**Page extract**
'''
More than 100 people attended the final 2013 meeting of the Baileys Harbor Historical Society on Sept. 12, and it’s unlikely that any of them will ever again pass the funny old blue-and-white house north of town without feeling closer to the German farmer who built it 89 years ago and named it Birds Park.

At the meeting, Albert Zahn, whose folk art made him famous after his death, was brought to life through stories told by his great-grandson Randy Zahn, who shares Albert’s talent for woodcarving. Slides of his great-grandfather’s family, his creations and a display of his and Randy’s art enhanced the program.

Albert was born in Natelfitz, Germany, in 1864. In 1879, his father, Carl, brought the family to America so that Albert and his older brother could avoid conscription into the German army. They settled in Forestville, where they had relatives, and Albert went to work for a well digger. In the fall of 1883, Carl set Albert up on land northeast of Baileys Harbor, paying $150 for the 80 acres. By his late 20s, Albert had established a dairy business on the farm he called Silver Dew. He bought an additional 40 acres of swampland and dug by hand a ditch around two sides to drain it, and built a 40’ x 80’ fieldstone barn, one of the largest in the area. There were two tiny doors, just the right size for his chickens and pigs to run in and out.
'''
**Prompt 1**
In the historical society article, how much did Carl pay for the 80 acres northeast of Baileys Harbor?
**Prompt 2**
Reproduce word for word the part of the historical society article between "At the meeting, Albert" and "enhanced the program.", inclusive.

**Records supplied**
'''
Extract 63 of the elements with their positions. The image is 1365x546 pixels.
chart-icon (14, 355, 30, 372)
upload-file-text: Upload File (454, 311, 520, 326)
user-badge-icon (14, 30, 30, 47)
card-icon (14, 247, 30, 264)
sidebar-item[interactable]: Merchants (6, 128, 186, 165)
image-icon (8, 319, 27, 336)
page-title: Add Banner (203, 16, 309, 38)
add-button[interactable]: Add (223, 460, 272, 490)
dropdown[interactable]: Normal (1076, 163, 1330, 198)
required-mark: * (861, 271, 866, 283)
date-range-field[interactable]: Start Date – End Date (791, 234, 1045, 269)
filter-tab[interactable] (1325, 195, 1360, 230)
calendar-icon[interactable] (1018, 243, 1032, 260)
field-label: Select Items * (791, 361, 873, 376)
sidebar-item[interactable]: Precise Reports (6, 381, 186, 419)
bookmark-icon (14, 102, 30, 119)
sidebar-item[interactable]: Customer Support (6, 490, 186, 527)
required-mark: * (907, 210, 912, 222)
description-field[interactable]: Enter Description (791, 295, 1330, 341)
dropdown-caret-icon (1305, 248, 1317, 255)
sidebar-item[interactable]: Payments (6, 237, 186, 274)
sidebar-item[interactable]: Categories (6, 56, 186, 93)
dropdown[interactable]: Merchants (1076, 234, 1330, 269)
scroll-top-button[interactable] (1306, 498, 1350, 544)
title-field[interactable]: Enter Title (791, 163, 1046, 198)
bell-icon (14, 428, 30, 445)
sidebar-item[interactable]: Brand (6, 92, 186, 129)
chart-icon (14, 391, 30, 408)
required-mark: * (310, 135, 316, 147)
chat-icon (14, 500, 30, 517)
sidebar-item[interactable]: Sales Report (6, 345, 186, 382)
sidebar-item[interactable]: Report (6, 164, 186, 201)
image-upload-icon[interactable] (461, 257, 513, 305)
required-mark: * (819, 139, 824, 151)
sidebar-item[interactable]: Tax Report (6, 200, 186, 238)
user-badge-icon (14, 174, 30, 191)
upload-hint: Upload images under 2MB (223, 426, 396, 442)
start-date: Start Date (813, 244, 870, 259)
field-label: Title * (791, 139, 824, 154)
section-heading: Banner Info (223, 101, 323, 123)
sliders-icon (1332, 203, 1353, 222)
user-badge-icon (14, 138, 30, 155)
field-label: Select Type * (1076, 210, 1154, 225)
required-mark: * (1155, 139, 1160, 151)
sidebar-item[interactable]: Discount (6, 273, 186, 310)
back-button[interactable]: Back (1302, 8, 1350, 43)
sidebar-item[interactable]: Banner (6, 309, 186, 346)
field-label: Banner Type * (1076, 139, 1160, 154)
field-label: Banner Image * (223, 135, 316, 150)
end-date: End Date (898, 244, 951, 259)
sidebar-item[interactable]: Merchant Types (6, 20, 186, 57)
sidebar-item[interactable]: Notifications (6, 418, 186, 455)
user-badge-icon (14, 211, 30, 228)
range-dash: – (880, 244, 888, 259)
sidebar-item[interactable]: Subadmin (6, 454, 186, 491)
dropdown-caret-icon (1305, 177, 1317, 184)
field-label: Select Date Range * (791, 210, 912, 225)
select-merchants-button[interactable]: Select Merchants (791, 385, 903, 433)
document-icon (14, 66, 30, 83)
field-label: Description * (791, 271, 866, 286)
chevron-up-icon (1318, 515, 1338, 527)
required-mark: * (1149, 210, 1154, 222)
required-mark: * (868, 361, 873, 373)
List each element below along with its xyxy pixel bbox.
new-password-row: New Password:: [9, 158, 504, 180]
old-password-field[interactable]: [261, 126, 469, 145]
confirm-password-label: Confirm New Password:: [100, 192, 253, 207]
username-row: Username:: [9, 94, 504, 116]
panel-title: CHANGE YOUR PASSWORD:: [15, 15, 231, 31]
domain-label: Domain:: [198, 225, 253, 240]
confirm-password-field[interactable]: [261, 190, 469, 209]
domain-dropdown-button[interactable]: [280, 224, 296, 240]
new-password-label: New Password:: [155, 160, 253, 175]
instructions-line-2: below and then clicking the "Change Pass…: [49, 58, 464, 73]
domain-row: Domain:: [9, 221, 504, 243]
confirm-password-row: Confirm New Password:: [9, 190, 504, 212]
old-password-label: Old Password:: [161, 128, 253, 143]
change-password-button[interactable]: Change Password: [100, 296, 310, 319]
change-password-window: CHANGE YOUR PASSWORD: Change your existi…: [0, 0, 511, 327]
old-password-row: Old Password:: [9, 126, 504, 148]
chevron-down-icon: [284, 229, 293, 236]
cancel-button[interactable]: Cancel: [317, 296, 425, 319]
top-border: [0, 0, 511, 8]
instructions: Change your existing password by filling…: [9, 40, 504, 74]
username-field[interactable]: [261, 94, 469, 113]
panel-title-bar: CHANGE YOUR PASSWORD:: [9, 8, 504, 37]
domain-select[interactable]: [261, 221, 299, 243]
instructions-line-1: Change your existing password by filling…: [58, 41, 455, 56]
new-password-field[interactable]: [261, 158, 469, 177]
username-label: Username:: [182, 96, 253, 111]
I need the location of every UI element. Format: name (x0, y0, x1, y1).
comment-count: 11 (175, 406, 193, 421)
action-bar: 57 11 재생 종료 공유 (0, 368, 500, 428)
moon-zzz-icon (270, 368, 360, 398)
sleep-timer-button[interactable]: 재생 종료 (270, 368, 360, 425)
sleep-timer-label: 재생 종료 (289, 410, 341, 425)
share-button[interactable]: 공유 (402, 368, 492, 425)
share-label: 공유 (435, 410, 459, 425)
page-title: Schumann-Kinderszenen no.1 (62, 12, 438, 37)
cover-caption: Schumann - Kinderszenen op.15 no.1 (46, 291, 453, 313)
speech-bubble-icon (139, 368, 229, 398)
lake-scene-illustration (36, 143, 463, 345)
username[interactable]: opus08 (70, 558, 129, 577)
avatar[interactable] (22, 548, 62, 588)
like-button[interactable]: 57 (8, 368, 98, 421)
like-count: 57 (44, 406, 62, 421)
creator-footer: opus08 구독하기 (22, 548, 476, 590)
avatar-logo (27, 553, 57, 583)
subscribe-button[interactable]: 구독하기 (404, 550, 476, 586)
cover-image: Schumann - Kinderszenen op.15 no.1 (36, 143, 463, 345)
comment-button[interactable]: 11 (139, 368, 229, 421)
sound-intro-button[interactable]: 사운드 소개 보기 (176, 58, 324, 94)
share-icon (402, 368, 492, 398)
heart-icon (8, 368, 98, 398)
'''
**Task response 1**
$150

**Task response 2**
At the meeting, Albert Zahn, whose folk art made him famous after his death, was brought to life through stories told by his great-grandson Randy Zahn, who shares Albert’s talent for woodcarving. Slides of his great-grandfather’s family, his creations and a display of his and Randy’s art enhanced the program.